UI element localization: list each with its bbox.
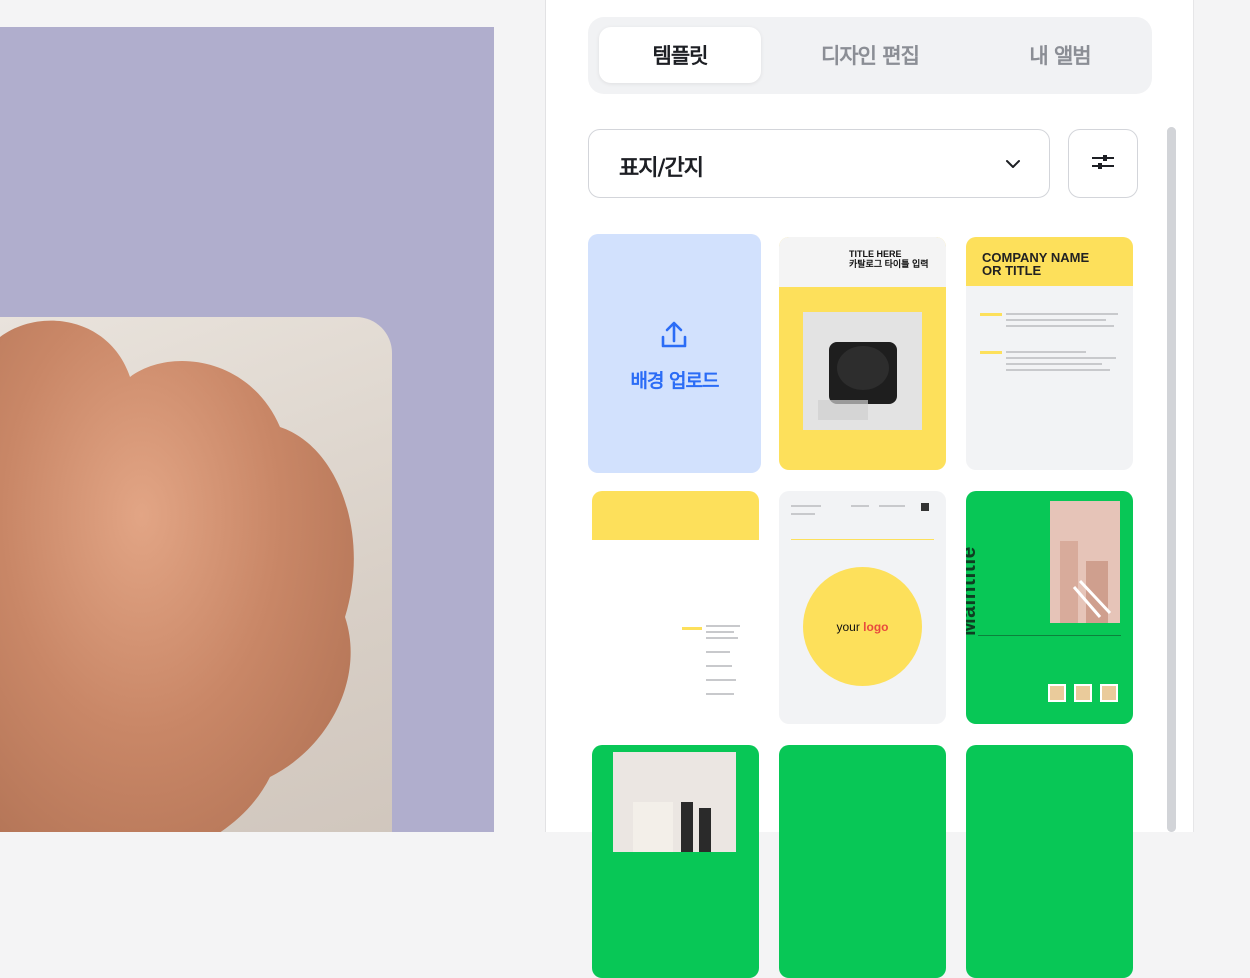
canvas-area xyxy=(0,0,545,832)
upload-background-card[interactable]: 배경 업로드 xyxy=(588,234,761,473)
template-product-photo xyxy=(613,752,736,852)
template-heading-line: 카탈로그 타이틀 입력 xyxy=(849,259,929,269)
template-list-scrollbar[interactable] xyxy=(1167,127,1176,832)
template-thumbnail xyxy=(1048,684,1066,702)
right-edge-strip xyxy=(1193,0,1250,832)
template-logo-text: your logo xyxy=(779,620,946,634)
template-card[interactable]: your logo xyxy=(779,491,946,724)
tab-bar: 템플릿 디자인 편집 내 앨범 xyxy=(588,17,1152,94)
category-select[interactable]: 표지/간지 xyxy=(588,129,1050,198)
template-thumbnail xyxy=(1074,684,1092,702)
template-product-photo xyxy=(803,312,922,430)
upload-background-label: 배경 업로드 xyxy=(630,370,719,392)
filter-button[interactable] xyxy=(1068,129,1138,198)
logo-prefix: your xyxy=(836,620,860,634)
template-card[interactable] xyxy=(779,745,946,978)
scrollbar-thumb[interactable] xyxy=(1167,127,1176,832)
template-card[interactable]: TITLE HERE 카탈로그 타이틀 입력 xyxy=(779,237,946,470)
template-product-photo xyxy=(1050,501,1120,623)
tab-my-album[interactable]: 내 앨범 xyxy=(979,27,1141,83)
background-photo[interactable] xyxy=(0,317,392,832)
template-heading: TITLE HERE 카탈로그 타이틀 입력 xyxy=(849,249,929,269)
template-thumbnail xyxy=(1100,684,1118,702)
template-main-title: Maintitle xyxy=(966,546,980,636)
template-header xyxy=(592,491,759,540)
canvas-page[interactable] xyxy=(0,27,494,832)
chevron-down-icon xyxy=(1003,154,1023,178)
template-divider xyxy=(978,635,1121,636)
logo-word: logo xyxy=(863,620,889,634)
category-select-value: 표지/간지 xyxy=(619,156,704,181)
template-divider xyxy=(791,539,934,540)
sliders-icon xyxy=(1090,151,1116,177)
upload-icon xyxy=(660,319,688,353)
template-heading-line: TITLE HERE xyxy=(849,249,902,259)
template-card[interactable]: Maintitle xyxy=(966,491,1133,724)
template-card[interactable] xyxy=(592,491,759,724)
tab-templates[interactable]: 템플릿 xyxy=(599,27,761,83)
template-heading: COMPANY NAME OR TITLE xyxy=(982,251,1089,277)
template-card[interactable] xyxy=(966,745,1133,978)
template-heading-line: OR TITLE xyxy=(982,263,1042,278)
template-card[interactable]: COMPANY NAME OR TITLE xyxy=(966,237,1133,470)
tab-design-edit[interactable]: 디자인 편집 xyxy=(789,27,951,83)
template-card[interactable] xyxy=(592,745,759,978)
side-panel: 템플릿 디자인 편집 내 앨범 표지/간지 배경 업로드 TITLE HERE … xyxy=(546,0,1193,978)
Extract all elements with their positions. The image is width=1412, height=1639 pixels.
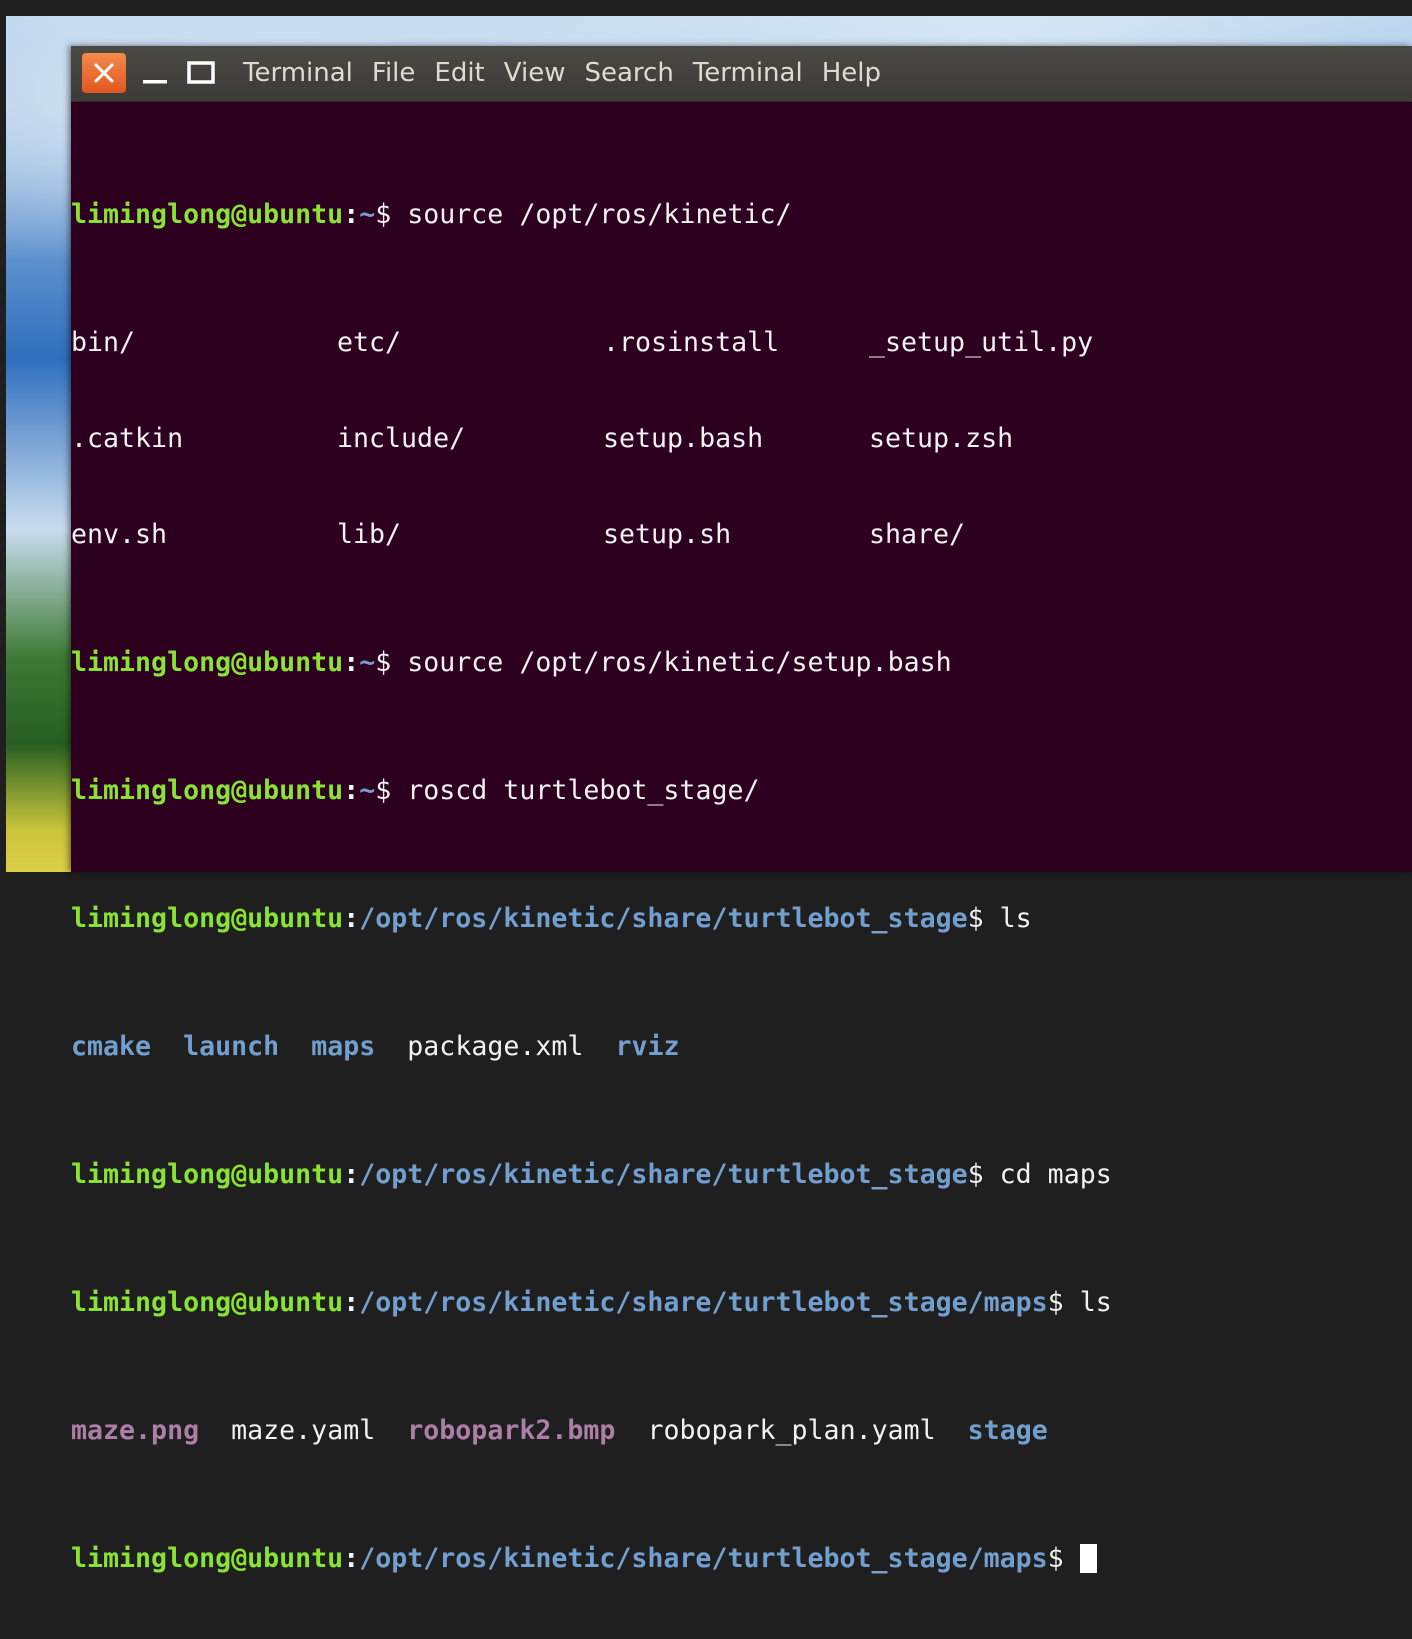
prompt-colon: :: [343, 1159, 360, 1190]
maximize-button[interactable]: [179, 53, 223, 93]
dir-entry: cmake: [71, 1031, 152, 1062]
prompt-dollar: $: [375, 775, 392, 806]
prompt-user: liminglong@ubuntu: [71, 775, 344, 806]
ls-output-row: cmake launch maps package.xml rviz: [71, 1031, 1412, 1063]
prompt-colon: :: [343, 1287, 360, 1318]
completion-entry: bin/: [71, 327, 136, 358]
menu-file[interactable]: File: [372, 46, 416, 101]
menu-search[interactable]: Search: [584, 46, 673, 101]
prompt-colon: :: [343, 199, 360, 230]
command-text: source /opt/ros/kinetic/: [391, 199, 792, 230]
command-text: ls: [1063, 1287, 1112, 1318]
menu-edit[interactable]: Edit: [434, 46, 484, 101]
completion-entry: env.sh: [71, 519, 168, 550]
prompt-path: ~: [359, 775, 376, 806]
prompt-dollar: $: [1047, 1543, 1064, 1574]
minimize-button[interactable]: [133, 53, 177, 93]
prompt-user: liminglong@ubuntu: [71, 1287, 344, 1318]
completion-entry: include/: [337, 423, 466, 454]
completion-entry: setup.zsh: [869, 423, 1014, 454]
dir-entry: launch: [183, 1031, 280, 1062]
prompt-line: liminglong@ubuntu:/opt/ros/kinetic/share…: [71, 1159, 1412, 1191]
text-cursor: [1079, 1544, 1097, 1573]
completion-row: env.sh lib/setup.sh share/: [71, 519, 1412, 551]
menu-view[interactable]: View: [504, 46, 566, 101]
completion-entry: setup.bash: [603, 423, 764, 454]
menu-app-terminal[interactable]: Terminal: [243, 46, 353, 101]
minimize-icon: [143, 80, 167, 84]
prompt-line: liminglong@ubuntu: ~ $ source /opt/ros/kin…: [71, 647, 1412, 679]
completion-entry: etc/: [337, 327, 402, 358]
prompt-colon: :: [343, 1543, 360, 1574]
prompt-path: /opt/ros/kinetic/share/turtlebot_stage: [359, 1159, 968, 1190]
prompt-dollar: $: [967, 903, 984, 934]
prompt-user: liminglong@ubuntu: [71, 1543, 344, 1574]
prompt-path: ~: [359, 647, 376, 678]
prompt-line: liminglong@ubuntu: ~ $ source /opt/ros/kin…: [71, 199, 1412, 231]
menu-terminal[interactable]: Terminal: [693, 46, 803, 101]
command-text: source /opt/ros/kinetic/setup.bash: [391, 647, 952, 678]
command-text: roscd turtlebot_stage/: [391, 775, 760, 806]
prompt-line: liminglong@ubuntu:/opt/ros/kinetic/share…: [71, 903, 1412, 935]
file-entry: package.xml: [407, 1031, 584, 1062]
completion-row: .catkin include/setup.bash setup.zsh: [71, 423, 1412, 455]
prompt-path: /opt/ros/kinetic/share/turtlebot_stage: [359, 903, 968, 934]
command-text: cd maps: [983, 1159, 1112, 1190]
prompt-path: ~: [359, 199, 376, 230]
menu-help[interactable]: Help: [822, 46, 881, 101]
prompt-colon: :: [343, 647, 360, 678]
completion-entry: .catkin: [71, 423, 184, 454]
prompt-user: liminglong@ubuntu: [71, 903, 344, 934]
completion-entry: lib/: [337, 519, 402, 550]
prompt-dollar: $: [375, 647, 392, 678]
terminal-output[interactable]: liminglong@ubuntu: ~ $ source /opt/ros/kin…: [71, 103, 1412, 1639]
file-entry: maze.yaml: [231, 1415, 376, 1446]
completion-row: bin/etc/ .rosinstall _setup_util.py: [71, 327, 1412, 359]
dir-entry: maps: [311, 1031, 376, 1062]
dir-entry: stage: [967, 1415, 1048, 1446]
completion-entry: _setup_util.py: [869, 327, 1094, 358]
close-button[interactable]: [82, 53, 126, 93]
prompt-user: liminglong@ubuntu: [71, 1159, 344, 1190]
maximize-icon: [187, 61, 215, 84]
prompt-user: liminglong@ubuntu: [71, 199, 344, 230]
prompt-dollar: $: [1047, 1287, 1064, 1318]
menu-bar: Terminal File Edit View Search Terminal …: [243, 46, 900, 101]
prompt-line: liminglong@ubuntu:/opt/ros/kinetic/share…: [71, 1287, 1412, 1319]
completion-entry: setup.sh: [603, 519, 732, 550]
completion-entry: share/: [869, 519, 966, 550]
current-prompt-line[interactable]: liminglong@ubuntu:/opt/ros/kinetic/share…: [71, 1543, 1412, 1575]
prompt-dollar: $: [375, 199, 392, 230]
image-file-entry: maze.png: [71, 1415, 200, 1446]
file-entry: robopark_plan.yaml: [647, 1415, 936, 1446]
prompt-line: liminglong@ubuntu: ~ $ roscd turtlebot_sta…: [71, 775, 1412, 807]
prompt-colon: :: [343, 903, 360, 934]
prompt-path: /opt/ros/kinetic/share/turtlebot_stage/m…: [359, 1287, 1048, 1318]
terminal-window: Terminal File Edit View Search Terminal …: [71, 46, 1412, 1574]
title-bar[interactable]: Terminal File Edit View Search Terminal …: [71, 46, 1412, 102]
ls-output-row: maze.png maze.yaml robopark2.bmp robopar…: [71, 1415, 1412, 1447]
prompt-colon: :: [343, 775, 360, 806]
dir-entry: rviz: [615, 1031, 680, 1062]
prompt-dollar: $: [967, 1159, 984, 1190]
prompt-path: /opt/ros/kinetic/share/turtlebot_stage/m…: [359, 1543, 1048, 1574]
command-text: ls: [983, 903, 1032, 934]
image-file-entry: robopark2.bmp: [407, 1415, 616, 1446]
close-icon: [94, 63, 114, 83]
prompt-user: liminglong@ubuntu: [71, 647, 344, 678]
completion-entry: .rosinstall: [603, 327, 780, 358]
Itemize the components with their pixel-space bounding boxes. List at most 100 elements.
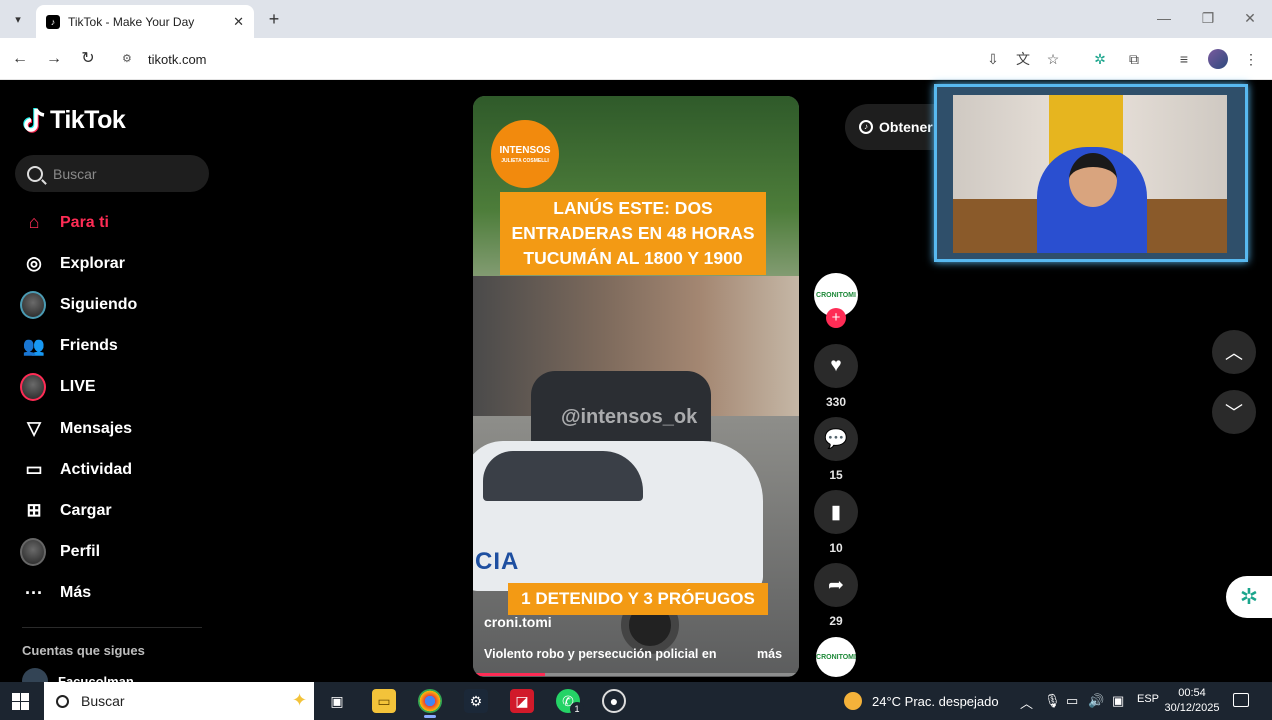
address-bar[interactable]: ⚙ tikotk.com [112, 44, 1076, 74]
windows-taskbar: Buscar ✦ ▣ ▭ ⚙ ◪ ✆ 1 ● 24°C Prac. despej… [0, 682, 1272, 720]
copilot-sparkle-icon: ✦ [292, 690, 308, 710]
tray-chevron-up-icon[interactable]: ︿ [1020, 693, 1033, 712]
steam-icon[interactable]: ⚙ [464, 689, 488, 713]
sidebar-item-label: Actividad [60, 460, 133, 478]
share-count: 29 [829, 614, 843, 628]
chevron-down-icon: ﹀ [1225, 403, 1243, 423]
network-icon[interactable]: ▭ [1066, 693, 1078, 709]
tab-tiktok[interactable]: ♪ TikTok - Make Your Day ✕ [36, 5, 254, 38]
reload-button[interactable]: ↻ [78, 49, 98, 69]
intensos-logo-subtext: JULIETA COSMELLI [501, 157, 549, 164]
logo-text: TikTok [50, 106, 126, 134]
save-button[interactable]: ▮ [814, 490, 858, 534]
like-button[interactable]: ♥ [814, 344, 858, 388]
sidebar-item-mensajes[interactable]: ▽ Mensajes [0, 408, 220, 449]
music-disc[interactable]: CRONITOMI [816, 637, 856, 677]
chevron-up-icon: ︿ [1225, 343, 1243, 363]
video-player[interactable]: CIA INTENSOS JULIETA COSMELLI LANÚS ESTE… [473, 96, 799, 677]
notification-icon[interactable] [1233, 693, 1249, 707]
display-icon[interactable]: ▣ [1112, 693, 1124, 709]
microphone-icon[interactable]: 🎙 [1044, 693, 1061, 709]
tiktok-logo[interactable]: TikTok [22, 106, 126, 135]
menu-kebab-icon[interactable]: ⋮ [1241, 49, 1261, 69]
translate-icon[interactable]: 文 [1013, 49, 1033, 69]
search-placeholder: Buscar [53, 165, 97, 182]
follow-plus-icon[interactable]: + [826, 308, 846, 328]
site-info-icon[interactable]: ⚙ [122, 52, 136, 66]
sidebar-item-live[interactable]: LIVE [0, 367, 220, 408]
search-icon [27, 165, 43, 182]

-.-.-

WHAT THE TASK REQUIRES: Rewrite the stretch of the records from the line containing "canvas-area xyxy=(0,0,545,832)" through the line containing "tab-bar: 템플릿 디자인", substituting "background-upload-card" for "upload-background-card" and leaving everything else unchanged.

PROBLEM SOLUTION:
canvas-area xyxy=(0,0,545,832)
background-upload-card[interactable]: 배경 업로드 xyxy=(588,234,761,473)
template-product-photo xyxy=(613,752,736,852)
template-heading-line: 카탈로그 타이틀 입력 xyxy=(849,259,929,269)
template-list-scrollbar[interactable] xyxy=(1167,127,1176,832)
template-thumbnail xyxy=(1048,684,1066,702)
right-edge-strip xyxy=(1193,0,1250,832)
template-logo-text: your logo xyxy=(779,620,946,634)
template-card[interactable]: your logo xyxy=(779,491,946,724)
tab-bar: 템플릿 디자인 편집 내 앨범 xyxy=(588,17,1152,94)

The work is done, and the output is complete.